Rows from a dataset
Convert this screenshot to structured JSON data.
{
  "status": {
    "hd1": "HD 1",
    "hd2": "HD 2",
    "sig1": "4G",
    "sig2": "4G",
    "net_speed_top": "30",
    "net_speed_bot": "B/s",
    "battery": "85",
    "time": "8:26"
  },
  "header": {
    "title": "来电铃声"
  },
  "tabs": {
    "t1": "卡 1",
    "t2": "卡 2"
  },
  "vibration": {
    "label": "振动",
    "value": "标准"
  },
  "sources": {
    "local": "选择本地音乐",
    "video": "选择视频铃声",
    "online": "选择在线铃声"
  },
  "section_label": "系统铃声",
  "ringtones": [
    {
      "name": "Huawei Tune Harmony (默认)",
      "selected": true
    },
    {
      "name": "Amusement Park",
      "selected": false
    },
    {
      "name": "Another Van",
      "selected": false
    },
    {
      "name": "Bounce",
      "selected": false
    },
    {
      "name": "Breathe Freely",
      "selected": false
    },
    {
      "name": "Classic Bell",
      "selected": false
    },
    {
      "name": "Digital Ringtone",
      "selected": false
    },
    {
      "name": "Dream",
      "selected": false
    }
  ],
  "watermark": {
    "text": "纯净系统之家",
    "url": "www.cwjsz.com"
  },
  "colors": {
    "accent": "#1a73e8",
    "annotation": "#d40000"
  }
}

__Task details__: Write the complete data out, exactly as above.

__Exercise solution__:
Convert this screenshot to structured JSON data.
{
  "status": {
    "hd1": "HD 1",
    "hd2": "HD 2",
    "sig1": "4G",
    "sig2": "4G",
    "net_speed_top": "30",
    "net_speed_bot": "B/s",
    "battery": "85",
    "time": "8:26"
  },
  "header": {
    "title": "来电铃声"
  },
  "tabs": {
    "t1": "卡 1",
    "t2": "卡 2"
  },
  "vibration": {
    "label": "振动",
    "value": "标准"
  },
  "sources": {
    "local": "选择本地音乐",
    "video": "选择视频铃声",
    "online": "选择在线铃声"
  },
  "section_label": "系统铃声",
  "ringtones": [
    {
      "name": "Huawei Tune Harmony (默认)",
      "selected": true
    },
    {
      "name": "Amusement Park",
      "selected": false
    },
    {
      "name": "Another Van",
      "selected": false
    },
    {
      "name": "Bounce",
      "selected": false
    },
    {
      "name": "Breathe Freely",
      "selected": false
    },
    {
      "name": "Classic Bell",
      "selected": false
    },
    {
      "name": "Digital Ringtone",
      "selected": false
    },
    {
      "name": "Dream",
      "selected": false
    }
  ],
  "watermark": {
    "text": "纯净系统之家",
    "url": "www.cwjsz.com"
  },
  "colors": {
    "accent": "#1a73e8",
    "annotation": "#d40000"
  }
}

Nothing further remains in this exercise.